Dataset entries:
---
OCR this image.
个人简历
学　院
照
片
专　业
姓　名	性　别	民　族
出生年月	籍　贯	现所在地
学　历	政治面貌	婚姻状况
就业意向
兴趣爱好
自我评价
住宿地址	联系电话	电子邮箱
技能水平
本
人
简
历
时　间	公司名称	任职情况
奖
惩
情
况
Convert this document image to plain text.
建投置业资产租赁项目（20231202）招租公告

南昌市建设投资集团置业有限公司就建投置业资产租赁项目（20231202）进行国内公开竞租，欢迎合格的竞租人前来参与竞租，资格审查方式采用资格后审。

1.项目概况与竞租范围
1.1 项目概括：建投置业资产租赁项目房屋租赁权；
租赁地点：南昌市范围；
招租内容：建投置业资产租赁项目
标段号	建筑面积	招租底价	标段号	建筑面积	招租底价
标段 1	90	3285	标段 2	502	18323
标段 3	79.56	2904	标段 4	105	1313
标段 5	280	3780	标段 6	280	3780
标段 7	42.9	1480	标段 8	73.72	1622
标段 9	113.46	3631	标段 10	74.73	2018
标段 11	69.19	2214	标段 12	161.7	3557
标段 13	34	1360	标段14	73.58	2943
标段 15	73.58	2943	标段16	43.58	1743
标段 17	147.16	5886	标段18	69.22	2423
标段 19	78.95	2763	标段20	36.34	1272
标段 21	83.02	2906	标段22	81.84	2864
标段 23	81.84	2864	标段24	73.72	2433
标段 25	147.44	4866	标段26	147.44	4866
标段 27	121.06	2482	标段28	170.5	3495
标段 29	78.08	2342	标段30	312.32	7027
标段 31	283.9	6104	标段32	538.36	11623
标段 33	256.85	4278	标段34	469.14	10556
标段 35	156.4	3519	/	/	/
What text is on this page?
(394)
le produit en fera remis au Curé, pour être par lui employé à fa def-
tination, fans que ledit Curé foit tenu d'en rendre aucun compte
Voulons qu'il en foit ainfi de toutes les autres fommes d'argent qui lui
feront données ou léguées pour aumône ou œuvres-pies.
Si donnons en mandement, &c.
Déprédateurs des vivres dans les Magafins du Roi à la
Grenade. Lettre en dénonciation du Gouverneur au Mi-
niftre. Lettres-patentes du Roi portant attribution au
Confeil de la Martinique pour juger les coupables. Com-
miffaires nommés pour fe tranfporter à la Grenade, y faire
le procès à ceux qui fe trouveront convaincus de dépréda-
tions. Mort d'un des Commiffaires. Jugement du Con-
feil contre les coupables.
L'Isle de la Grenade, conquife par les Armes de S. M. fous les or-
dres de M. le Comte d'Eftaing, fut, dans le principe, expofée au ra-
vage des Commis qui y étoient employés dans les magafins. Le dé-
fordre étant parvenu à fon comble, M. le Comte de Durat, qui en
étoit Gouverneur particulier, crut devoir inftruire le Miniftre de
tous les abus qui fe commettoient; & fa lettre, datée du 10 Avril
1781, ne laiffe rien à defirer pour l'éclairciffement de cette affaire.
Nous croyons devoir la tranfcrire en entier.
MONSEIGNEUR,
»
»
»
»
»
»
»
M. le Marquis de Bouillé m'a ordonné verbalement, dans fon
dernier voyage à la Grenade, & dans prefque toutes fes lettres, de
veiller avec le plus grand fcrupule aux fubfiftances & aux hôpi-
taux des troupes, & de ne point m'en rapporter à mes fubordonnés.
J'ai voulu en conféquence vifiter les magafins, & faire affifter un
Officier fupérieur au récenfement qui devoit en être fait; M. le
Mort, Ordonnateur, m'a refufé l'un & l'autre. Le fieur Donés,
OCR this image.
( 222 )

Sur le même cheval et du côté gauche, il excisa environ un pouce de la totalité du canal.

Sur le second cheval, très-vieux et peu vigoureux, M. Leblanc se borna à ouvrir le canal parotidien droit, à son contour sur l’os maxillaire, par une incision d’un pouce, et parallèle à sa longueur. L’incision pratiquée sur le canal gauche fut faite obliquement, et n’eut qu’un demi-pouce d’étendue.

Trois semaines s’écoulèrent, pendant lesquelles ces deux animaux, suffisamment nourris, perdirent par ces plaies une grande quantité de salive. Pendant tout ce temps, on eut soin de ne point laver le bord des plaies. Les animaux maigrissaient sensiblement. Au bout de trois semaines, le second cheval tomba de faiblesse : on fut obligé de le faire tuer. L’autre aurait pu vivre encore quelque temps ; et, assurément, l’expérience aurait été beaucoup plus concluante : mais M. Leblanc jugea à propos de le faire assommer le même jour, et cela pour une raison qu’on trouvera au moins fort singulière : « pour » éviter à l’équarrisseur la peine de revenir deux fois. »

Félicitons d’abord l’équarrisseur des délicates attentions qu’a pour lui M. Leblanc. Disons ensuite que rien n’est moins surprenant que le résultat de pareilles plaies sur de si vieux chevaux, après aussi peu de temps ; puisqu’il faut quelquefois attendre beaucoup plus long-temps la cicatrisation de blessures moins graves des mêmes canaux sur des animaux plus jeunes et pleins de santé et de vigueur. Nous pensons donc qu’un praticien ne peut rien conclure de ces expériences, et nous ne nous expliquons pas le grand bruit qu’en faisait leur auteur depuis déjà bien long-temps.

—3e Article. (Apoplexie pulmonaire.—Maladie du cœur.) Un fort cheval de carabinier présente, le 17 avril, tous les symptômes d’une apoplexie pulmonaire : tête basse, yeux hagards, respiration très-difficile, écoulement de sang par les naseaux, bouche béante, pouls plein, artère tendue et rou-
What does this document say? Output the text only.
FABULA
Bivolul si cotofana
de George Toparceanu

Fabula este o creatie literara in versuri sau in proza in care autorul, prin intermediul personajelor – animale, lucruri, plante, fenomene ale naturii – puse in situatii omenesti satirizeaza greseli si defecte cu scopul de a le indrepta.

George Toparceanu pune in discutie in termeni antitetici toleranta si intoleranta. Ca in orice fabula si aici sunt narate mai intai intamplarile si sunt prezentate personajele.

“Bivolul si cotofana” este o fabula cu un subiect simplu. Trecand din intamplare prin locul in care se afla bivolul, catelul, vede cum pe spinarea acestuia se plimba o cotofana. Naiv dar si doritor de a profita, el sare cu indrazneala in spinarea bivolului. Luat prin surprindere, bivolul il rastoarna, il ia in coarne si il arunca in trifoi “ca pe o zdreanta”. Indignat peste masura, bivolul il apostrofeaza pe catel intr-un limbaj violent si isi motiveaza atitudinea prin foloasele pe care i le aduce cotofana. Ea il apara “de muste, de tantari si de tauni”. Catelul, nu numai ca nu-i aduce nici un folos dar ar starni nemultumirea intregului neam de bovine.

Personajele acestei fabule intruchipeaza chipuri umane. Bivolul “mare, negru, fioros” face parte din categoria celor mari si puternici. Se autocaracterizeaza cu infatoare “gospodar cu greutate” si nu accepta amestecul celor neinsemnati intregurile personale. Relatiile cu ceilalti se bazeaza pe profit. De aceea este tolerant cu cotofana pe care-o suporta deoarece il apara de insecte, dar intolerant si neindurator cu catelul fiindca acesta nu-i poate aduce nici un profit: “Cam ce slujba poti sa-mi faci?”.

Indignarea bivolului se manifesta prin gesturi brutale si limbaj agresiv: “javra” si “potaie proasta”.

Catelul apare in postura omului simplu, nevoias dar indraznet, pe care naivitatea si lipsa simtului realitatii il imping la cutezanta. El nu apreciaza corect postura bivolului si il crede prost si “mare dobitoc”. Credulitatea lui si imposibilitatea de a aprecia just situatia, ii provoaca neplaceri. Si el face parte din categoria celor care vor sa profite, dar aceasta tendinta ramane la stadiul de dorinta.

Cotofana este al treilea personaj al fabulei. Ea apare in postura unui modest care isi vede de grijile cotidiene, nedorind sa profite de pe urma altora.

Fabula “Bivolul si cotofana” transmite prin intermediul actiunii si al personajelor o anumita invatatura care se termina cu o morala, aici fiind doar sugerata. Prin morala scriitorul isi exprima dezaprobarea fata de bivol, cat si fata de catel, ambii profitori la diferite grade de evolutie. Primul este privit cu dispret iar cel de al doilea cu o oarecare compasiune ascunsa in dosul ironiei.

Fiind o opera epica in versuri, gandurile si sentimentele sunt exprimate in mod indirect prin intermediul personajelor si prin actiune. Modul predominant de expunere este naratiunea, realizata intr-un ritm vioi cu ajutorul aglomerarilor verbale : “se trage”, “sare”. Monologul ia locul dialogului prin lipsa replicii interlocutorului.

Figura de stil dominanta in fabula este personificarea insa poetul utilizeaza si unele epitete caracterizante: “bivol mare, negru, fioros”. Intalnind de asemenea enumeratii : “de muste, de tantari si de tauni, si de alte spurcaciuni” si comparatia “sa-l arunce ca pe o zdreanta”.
---
• WRITTEN INSTRUCTION: Return every line above in which the string "devoir" occurs.

• FULL RESPONSE:
étoit Gouverneur particulier, crut devoir inftruire le Miniftre de
Nous croyons devoir la tranfcrire en entier.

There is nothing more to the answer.